* _REQUIREMENT_: Tally every line of the listing where the string "Aruba" is found, and state the total alone.

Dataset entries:
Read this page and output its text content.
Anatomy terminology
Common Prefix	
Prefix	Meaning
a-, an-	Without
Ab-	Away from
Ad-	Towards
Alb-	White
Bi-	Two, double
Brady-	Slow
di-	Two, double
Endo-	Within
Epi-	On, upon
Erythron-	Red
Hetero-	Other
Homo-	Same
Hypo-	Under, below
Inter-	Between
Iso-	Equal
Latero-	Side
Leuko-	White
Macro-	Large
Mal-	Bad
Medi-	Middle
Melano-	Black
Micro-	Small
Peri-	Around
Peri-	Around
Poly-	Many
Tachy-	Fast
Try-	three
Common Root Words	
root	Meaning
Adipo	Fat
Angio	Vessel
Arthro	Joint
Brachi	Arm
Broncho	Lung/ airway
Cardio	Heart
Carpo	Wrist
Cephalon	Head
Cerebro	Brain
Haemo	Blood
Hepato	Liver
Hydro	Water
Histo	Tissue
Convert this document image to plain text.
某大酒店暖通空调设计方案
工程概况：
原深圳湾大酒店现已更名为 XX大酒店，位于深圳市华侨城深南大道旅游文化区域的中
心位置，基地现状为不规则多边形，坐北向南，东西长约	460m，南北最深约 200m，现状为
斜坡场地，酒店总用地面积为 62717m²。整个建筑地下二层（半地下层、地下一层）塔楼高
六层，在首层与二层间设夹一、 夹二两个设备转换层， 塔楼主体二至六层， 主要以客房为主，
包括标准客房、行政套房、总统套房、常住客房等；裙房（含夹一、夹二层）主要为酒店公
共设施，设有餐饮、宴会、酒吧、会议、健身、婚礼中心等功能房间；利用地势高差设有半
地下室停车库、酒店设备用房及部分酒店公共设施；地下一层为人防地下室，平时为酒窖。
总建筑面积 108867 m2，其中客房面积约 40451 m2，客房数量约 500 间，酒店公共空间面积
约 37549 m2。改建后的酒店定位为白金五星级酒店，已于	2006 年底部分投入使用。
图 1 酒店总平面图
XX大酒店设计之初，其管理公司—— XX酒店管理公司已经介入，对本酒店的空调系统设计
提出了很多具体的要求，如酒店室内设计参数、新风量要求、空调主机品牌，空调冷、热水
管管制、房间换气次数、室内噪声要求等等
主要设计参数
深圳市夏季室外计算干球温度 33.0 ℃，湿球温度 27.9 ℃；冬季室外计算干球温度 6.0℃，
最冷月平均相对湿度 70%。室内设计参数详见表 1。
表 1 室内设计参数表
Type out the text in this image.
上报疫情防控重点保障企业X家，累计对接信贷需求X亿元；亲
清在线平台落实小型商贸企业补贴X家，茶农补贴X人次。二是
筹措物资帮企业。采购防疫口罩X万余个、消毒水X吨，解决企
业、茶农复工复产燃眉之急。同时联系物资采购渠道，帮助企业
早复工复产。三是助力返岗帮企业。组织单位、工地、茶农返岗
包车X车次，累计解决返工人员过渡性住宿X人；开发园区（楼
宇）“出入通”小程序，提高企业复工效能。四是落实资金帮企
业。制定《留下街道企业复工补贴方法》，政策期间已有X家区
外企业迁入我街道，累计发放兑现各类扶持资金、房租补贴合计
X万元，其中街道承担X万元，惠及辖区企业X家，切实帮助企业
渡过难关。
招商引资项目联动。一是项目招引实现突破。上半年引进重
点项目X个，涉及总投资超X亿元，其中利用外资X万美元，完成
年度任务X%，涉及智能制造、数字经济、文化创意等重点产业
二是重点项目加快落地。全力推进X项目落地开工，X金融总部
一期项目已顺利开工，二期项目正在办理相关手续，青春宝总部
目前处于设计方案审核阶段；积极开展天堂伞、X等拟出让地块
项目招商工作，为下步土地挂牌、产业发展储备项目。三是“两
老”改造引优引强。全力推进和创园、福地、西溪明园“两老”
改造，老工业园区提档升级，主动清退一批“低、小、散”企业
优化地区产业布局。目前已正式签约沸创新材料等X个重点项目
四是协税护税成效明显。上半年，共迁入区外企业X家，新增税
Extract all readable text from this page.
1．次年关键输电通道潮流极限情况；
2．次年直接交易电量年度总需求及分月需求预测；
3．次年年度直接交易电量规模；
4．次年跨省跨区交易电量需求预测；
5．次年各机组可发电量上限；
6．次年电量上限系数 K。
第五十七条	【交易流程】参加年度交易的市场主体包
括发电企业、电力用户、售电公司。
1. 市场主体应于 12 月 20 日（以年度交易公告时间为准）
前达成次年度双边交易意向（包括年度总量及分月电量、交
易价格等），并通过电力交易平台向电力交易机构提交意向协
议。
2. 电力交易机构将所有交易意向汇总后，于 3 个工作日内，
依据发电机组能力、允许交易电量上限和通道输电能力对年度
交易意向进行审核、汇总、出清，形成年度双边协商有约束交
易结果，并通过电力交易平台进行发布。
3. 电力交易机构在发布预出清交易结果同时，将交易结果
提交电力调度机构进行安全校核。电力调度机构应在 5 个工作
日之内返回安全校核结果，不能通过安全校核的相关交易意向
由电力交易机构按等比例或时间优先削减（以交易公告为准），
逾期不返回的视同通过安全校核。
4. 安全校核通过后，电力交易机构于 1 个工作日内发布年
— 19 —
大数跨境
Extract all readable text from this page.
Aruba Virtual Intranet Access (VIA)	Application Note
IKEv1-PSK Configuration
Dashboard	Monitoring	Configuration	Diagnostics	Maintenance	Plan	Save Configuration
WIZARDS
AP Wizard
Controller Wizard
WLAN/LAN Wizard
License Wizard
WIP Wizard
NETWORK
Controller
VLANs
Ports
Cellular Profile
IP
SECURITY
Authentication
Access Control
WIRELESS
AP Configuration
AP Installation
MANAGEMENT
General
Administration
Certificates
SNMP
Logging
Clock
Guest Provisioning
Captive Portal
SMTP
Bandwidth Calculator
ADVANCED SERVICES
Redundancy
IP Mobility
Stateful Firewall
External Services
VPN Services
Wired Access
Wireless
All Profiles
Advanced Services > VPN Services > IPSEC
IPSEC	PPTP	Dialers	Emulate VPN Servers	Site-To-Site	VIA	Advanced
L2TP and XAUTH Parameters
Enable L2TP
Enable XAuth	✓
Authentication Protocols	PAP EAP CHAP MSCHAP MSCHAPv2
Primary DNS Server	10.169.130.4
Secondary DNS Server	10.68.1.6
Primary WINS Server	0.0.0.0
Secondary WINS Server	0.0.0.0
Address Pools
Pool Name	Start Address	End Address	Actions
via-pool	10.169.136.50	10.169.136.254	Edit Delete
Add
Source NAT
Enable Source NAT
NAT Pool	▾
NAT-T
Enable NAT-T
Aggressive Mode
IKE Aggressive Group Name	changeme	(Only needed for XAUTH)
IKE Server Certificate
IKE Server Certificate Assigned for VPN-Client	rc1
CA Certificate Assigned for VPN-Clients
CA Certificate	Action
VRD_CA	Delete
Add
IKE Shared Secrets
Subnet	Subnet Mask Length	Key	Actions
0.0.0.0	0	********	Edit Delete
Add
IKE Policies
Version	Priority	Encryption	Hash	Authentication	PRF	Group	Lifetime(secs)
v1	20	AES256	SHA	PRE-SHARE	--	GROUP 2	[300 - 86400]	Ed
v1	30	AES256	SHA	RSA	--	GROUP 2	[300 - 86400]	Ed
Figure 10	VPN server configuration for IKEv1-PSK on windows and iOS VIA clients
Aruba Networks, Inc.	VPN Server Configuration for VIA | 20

* _PROBLEM SOLUTION_: 2